[Saved data entries]
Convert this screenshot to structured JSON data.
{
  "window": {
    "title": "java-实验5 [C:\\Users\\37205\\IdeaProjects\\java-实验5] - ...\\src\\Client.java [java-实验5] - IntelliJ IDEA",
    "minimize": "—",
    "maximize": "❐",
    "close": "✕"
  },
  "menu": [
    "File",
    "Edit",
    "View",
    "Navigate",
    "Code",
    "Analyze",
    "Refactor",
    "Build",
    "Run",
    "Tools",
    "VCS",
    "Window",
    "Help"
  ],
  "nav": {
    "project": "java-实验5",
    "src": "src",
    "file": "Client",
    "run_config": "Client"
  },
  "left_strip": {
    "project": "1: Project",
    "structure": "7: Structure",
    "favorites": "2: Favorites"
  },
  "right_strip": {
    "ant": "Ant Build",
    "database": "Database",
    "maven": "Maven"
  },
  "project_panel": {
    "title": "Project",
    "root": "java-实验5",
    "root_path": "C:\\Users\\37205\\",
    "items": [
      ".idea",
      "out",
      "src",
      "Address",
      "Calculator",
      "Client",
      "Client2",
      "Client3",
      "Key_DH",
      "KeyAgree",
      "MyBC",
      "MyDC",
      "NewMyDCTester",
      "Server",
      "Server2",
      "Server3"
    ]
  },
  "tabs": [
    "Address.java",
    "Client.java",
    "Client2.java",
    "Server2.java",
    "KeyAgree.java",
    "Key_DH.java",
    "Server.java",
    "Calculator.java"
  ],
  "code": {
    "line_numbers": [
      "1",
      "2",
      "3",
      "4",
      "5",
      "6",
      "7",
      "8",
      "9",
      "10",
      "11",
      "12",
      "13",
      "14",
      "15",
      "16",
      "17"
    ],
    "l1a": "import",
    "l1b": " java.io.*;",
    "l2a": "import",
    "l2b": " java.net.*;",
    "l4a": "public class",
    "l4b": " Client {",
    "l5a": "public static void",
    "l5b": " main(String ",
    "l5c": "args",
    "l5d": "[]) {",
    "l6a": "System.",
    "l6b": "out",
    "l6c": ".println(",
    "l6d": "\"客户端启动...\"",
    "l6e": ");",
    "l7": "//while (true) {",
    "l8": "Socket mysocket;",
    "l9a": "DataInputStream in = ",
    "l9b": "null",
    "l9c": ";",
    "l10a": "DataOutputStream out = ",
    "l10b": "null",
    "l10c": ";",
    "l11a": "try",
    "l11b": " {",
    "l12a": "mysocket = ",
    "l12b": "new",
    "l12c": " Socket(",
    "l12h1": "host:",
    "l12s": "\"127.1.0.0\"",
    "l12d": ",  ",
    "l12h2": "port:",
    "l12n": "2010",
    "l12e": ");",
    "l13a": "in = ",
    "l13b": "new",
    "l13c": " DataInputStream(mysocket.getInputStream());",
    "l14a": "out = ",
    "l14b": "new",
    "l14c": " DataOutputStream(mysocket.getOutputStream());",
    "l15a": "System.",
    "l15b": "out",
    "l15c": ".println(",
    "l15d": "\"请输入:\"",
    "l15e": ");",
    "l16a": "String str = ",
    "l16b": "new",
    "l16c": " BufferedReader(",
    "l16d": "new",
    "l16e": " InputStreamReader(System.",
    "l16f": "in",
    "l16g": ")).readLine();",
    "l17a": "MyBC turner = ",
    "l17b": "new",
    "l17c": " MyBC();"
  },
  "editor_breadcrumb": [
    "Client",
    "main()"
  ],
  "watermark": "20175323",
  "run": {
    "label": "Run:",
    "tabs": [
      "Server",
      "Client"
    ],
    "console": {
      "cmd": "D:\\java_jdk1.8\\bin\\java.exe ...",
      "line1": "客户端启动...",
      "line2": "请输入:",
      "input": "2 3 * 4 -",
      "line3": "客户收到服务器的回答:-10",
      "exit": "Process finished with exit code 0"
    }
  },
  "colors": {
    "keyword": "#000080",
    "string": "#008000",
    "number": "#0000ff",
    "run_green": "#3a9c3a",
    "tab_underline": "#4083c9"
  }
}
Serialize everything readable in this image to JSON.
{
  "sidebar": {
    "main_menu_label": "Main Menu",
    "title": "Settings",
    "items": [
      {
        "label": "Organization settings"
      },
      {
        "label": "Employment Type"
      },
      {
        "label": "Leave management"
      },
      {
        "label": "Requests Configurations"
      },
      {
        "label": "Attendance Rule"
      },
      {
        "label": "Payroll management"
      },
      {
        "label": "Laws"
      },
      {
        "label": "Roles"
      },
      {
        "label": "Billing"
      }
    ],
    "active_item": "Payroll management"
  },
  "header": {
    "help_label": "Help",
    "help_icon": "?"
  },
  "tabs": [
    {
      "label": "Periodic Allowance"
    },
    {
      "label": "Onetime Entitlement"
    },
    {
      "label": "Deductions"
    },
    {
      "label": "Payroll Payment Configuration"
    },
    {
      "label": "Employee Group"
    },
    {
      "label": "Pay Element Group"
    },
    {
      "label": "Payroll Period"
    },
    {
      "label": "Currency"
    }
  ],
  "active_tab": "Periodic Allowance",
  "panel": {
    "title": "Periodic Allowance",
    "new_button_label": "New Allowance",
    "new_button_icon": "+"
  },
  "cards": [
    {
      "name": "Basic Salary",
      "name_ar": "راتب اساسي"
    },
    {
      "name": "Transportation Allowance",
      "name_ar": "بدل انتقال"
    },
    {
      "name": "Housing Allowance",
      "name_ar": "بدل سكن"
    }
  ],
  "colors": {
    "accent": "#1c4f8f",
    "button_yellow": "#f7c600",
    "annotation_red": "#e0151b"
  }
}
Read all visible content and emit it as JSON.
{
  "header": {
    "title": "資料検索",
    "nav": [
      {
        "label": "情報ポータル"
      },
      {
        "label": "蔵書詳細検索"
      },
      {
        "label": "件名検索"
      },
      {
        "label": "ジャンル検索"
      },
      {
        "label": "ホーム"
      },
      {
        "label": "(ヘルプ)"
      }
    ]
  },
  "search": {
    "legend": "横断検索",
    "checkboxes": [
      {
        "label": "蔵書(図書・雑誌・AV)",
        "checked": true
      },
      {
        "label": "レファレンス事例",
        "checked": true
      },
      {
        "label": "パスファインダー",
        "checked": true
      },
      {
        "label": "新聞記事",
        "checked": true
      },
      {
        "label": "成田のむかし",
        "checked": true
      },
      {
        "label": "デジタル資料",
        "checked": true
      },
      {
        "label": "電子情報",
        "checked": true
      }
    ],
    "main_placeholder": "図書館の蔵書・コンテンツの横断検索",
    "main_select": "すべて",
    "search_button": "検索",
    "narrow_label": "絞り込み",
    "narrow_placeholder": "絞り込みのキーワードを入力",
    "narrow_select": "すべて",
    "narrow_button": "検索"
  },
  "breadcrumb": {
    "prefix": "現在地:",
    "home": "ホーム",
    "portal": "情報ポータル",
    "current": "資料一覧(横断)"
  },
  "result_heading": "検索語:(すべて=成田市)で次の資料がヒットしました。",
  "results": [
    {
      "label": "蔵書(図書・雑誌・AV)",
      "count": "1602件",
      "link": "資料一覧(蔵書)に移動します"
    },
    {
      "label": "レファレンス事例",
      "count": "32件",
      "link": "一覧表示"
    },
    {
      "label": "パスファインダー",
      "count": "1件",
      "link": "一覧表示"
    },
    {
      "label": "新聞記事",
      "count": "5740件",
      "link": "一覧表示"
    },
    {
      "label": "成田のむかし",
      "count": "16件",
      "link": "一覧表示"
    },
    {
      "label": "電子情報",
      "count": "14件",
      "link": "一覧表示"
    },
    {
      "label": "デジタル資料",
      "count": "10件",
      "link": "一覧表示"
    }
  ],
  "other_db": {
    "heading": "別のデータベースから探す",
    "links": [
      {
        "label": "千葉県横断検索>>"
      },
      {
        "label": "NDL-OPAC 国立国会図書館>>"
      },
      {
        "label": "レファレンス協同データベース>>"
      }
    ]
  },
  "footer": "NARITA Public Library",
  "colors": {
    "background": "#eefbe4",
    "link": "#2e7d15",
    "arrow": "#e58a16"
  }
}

**Brief:** Copy and report every line where the word "Group" is present.

**Problem solution:**
      "label": "Employee Group"
      "label": "Pay Element Group"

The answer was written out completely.